WRITTEN TASK - How many lines of these entries hold the string "ylabel"? Answer with the number alone.
-- Start MATERIAL --
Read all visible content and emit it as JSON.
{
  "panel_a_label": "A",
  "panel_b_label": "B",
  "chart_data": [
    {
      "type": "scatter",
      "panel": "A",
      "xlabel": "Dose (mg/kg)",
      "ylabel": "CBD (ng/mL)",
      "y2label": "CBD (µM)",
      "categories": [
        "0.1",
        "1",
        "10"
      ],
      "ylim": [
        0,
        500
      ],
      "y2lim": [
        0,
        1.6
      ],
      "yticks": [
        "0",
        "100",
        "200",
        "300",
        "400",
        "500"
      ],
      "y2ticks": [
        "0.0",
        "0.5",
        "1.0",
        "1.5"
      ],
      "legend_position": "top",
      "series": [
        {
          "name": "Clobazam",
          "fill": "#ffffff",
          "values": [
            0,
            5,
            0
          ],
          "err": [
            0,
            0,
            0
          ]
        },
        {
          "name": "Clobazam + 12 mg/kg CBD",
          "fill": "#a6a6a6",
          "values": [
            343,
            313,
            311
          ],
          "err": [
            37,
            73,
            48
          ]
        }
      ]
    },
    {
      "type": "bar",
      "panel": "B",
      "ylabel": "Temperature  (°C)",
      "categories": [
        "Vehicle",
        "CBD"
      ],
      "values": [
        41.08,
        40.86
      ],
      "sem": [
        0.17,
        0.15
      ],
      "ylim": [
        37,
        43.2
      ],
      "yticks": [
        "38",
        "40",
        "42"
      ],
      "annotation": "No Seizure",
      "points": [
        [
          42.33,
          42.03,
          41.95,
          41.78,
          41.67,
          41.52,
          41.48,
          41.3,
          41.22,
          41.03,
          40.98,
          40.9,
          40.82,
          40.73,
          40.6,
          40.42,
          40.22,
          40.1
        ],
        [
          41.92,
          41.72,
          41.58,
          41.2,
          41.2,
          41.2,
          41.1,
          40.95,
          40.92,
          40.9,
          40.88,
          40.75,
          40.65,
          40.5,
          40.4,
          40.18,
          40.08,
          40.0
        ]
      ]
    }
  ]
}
-- End MATERIAL --
ANSWER IN FULL - 2